> _GIVEN EXERCISE A_
Can you write out the records below word for word, from their first line up to and including the line with "- y-tick-label: -1200: [501, 340, 560, 367]"?

> _TEXT EXCERPT_
评论： Shashi Kiran 2024-9-19

I've been practising and exploring NOMA QAM. I've been working on code for the sum BER of two user 16QAM NOMA, but have met with results that don't seem right. The BER straightens out at about 0.3 and this seems like a too high of BER. I've done a BPSK and QPSK version which seem correct with them going to small values but my QAM (16 QAM and up) version has too high of BER.

The code:

clc; clear variables; 
%Parameters
N = 5*10^5;                          %Number of monte carlo simulations/samples
Pt = -114:5:-24;			        %Transmit power (dBm)
pt = (10^-3)*db2pow(Pt);	        %Transmit power (linear scale)
BW = 10^6;			                %Channel bandwidth = 1MHz
No = -174 + 10*log10(BW);	        %Noise power (dBm)		
no = (10^-3)*db2pow(No);	        %Noise power (linear scale) 
SNR = Pt - No;   %Signal to noise ratio (DB) = Pt - No when not linear scale
eta = 4;         %Path loss exponent (for typical propagation environments 2-4)

> _THE INPUT_

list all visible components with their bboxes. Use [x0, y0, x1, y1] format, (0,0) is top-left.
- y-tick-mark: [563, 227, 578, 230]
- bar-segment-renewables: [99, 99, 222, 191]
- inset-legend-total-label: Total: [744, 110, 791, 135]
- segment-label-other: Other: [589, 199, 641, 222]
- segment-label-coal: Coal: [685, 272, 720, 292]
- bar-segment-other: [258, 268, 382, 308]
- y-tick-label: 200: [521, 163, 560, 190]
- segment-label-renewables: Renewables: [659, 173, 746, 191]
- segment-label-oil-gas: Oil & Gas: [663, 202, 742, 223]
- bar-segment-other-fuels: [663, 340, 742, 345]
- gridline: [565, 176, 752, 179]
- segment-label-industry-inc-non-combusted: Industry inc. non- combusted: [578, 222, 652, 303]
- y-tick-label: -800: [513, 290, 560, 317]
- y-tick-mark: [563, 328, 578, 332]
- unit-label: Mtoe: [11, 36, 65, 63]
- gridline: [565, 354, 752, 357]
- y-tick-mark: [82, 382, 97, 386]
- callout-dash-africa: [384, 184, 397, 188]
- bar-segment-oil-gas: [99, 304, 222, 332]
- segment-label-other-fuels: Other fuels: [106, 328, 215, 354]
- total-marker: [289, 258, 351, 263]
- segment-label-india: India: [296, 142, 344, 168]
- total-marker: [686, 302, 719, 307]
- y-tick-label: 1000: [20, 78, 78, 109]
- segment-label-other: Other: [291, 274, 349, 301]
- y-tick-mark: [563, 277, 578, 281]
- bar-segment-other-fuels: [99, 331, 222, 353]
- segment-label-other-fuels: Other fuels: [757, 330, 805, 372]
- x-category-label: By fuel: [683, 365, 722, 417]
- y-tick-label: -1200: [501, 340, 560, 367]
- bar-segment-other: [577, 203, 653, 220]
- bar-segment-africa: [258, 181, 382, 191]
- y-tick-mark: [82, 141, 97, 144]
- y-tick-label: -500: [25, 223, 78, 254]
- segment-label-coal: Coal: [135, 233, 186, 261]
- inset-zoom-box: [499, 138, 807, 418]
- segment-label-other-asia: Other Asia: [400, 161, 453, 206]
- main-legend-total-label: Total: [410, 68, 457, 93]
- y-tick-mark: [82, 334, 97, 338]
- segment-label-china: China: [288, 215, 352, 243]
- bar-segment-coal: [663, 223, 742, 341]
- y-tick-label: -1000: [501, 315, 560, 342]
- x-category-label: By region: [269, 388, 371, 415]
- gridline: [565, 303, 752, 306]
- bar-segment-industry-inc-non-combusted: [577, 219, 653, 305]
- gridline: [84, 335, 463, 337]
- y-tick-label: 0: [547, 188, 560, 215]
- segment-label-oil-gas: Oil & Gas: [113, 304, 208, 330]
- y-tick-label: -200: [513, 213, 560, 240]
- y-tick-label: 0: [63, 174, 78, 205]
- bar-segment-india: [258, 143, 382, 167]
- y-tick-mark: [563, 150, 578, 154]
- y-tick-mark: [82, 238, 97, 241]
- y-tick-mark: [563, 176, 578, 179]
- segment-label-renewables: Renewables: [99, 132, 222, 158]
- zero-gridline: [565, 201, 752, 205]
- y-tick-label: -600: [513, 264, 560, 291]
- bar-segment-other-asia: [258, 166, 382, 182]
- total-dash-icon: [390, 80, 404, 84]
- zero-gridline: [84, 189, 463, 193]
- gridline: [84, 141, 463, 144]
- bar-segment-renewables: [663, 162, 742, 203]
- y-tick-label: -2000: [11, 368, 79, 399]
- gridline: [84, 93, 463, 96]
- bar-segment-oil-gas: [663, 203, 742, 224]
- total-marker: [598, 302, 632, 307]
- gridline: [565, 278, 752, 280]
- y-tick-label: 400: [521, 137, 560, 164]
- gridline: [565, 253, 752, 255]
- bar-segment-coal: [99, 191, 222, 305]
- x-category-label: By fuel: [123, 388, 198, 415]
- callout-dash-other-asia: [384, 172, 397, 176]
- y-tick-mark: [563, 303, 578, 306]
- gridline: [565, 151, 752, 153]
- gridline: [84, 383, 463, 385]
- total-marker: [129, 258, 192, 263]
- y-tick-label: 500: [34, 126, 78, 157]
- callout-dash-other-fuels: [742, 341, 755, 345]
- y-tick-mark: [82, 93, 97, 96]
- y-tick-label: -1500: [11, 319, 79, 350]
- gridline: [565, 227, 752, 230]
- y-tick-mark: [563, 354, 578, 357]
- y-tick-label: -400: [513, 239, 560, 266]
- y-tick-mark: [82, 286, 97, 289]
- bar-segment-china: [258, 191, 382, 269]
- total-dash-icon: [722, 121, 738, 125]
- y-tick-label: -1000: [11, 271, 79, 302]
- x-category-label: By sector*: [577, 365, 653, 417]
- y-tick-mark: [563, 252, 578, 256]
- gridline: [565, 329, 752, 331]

> _GIVEN EXERCISE B_
Can you reproduce the part of the forum post on 16QAM NOMA bit error rates above verbatim, from "I've been practising" up to and including "has too high of BER."?

> _EXERCISE RESULT A_
list all visible components with their bboxes. Use [x0, y0, x1, y1] format, (0,0) is top-left.
- y-tick-mark: [563, 227, 578, 230]
- bar-segment-renewables: [99, 99, 222, 191]
- inset-legend-total-label: Total: [744, 110, 791, 135]
- segment-label-other: Other: [589, 199, 641, 222]
- segment-label-coal: Coal: [685, 272, 720, 292]
- bar-segment-other: [258, 268, 382, 308]
- y-tick-label: 200: [521, 163, 560, 190]
- segment-label-renewables: Renewables: [659, 173, 746, 191]
- segment-label-oil-gas: Oil & Gas: [663, 202, 742, 223]
- bar-segment-other-fuels: [663, 340, 742, 345]
- gridline: [565, 176, 752, 179]
- segment-label-industry-inc-non-combusted: Industry inc. non- combusted: [578, 222, 652, 303]
- y-tick-label: -800: [513, 290, 560, 317]
- y-tick-mark: [563, 328, 578, 332]
- unit-label: Mtoe: [11, 36, 65, 63]
- gridline: [565, 354, 752, 357]
- y-tick-mark: [82, 382, 97, 386]
- callout-dash-africa: [384, 184, 397, 188]
- bar-segment-oil-gas: [99, 304, 222, 332]
- segment-label-other-fuels: Other fuels: [106, 328, 215, 354]
- total-marker: [289, 258, 351, 263]
- segment-label-india: India: [296, 142, 344, 168]
- total-marker: [686, 302, 719, 307]
- y-tick-label: 1000: [20, 78, 78, 109]
- segment-label-other: Other: [291, 274, 349, 301]
- y-tick-mark: [563, 277, 578, 281]
- bar-segment-other-fuels: [99, 331, 222, 353]
- segment-label-other-fuels: Other fuels: [757, 330, 805, 372]
- x-category-label: By fuel: [683, 365, 722, 417]
- y-tick-label: -1200: [501, 340, 560, 367]

> _EXERCISE RESULT B_
I've been practising and exploring NOMA QAM. I've been working on code for the sum BER of two user 16QAM NOMA, but have met with results that don't seem right. The BER straightens out at about 0.3 and this seems like a too high of BER. I've done a BPSK and QPSK version which seem correct with them going to small values but my QAM (16 QAM and up) version has too high of BER.